● **Aim**
Below are some records. Copy every line in them that holds "CAPITAL".

## Begin

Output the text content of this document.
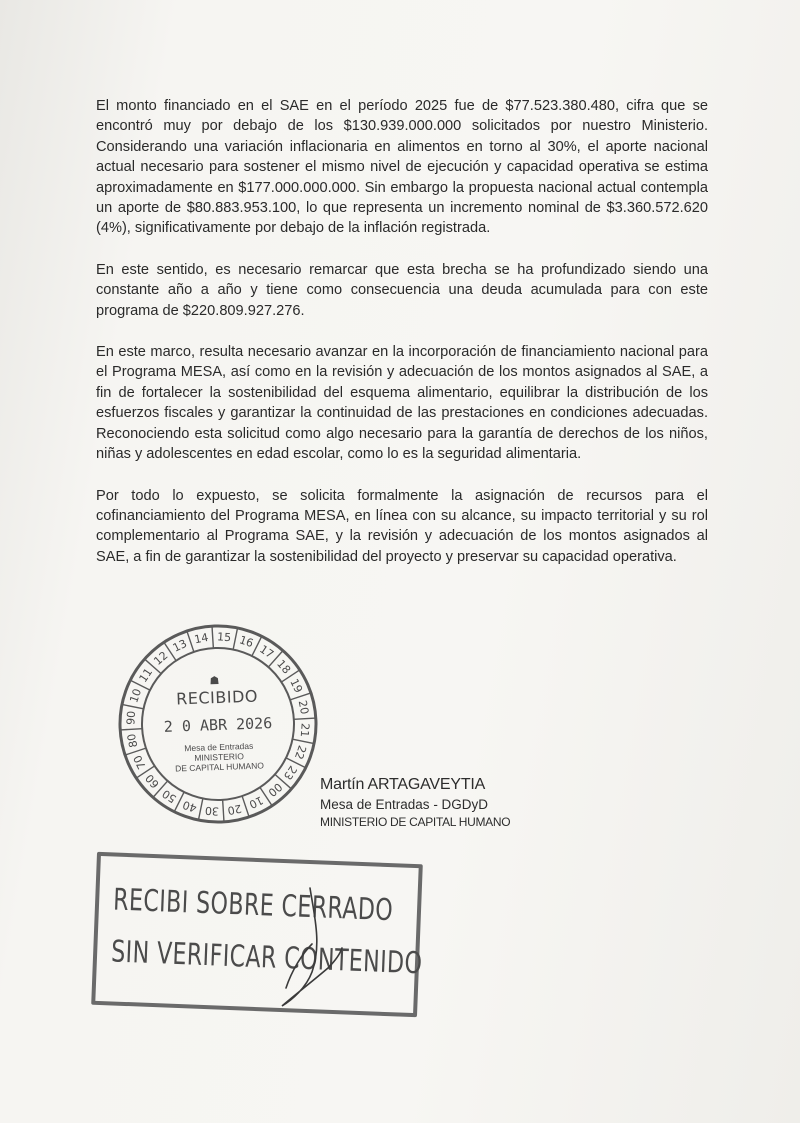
El monto financiado en el SAE en el período 2025 fue de $77.523.380.480, cifra que se encontró muy por debajo de los $130.939.000.000 solicitados por nuestro Ministerio. Considerando una variación inflacionaria en alimentos en torno al 30%, el aporte nacional actual necesario para sostener el mismo nivel de ejecución y capacidad operativa se estima aproximadamente en $177.000.000.000. Sin embargo la propuesta nacional actual contempla un aporte de $80.883.953.100, lo que representa un incremento nominal de $3.360.572.620 (4%), significativamente por debajo de la inflación registrada.

En este sentido, es necesario remarcar que esta brecha se ha profundizado siendo una constante año a año y tiene como consecuencia una deuda acumulada para con este programa de $220.809.927.276.

En este marco, resulta necesario avanzar en la incorporación de financiamiento nacional para el Programa MESA, así como en la revisión y adecuación de los montos asignados al SAE, a fin de fortalecer la sostenibilidad del esquema alimentario, equilibrar la distribución de los esfuerzos fiscales y garantizar la continuidad de las prestaciones en condiciones adecuadas. Reconociendo esta solicitud como algo necesario para la garantía de derechos de los niños, niñas y adolescentes en edad escolar, como lo es la seguridad alimentaria.

Por todo lo expuesto, se solicita formalmente la asignación de recursos para el cofinanciamiento del Programa MESA, en línea con su alcance, su impacto territorial y su rol complementario al Programa SAE, y la revisión y adecuación de los montos asignados al SAE, a fin de garantizar la sostenibilidad del proyecto y preservar su capacidad operativa.

14 15 16
17
18
19
20
21
22
23
00
10
20
30
40
50
60
70
80
90
10
11
12
13
☗
RECIBIDO
2 0 ABR 2026
Mesa de Entradas
MINISTERIO
DE CAPITAL HUMANO
Martín ARTAGAVEYTIA
Mesa de Entradas - DGDyD
MINISTERIO DE CAPITAL HUMANO
RECIBI SOBRE CERRADO
SIN VERIFICAR CONTENIDO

## End

● **Worked answer**
DE CAPITAL HUMANO
MINISTERIO DE CAPITAL HUMANO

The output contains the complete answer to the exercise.